#### DATA FOR THIS EXERCISE ####

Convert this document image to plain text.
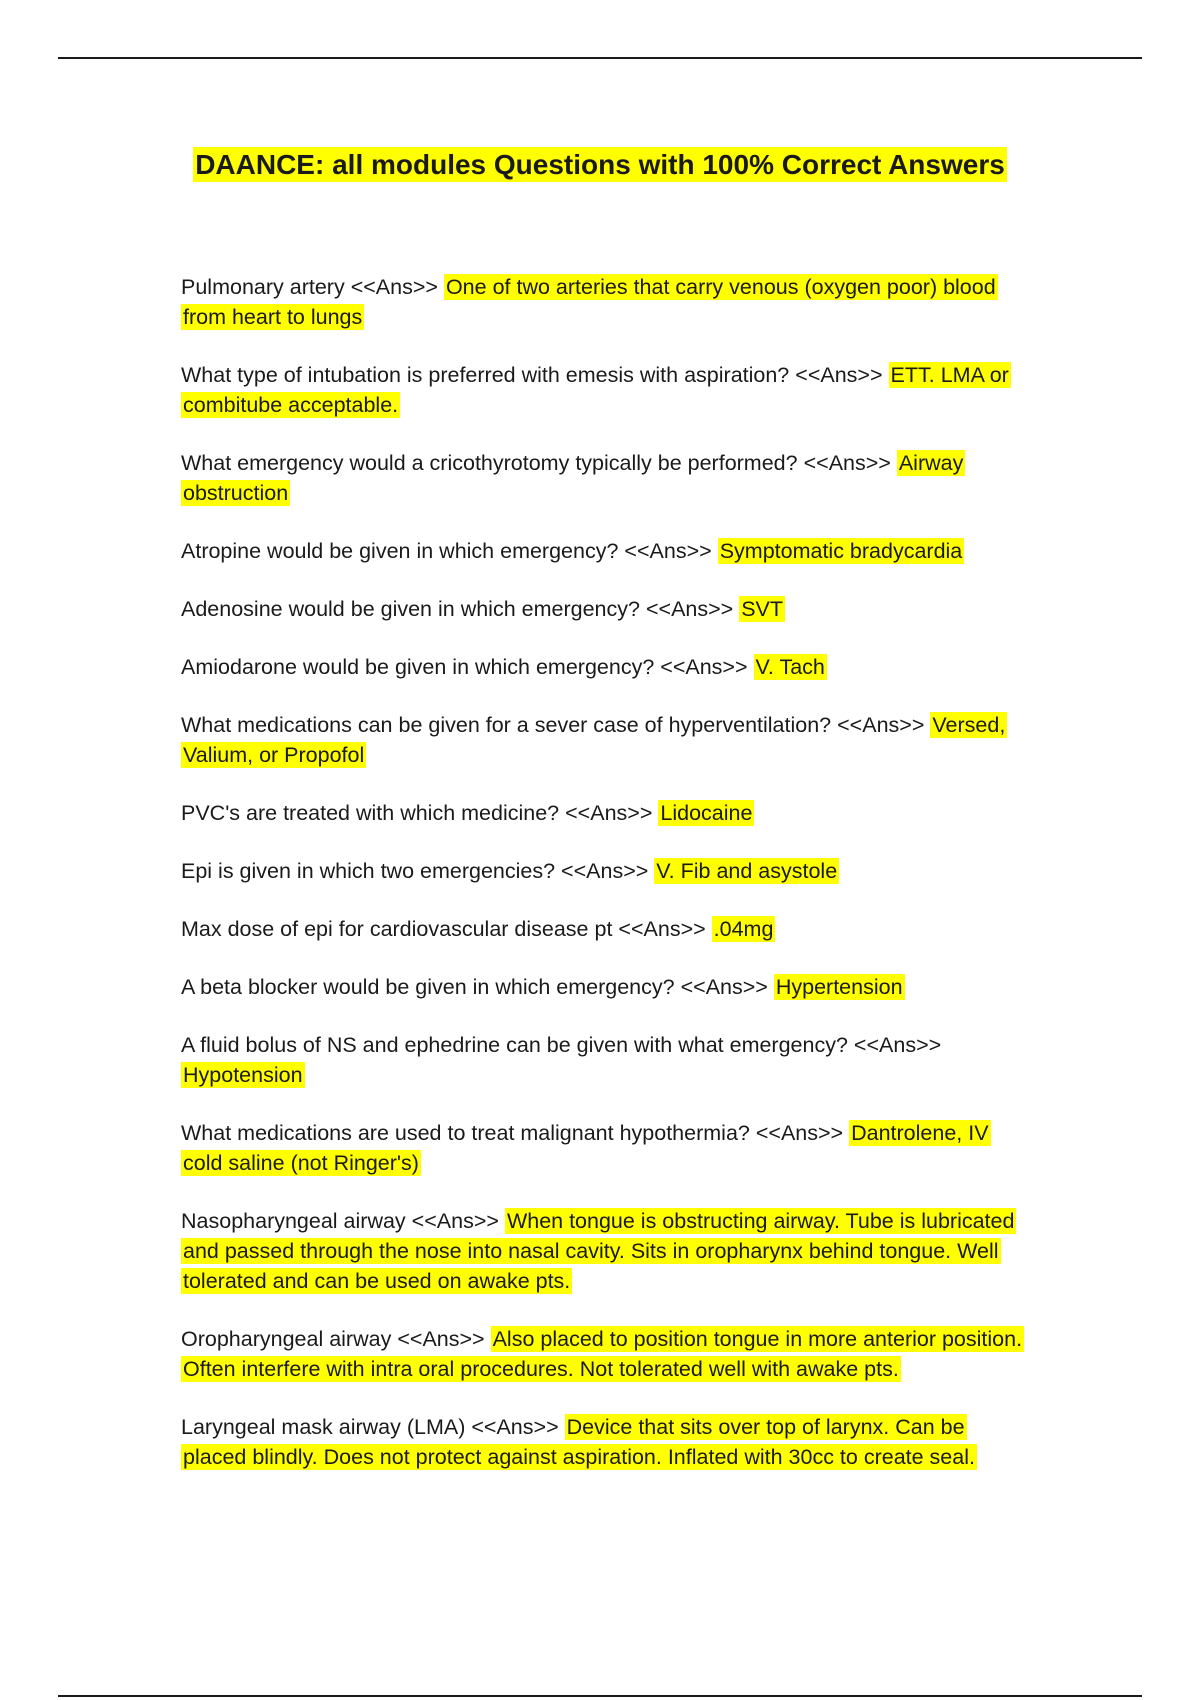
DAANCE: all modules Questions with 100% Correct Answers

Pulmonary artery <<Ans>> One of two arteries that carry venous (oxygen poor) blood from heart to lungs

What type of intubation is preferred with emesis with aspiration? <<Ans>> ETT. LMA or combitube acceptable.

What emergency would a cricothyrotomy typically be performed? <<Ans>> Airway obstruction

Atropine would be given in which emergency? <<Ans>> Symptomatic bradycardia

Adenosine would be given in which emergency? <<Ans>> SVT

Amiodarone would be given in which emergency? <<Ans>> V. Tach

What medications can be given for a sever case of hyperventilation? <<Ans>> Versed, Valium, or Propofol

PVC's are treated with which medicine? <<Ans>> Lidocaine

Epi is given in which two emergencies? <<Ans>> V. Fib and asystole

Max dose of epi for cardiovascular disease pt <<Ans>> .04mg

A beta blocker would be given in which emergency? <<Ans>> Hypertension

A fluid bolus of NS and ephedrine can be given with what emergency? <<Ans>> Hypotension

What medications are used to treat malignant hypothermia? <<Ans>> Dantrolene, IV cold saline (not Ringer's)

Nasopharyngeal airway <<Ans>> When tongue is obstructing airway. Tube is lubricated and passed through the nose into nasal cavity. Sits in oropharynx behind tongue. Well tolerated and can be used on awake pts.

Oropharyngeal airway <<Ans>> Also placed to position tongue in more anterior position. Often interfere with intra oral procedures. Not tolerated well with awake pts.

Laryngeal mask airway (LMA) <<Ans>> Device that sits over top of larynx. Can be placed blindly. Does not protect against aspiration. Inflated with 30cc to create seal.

####

--- WORK REQUIRED ---
Go through the entries above and pull out each line with "tolerated" in it.

--- THE OUTPUT ---
Nasopharyngeal airway <<Ans>> When tongue is obstructing airway. Tube is lubricated and passed through the nose into nasal cavity. Sits in oropharynx behind tongue. Well tolerated and can be used on awake pts.
Oropharyngeal airway <<Ans>> Also placed to position tongue in more anterior position. Often interfere with intra oral procedures. Not tolerated well with awake pts.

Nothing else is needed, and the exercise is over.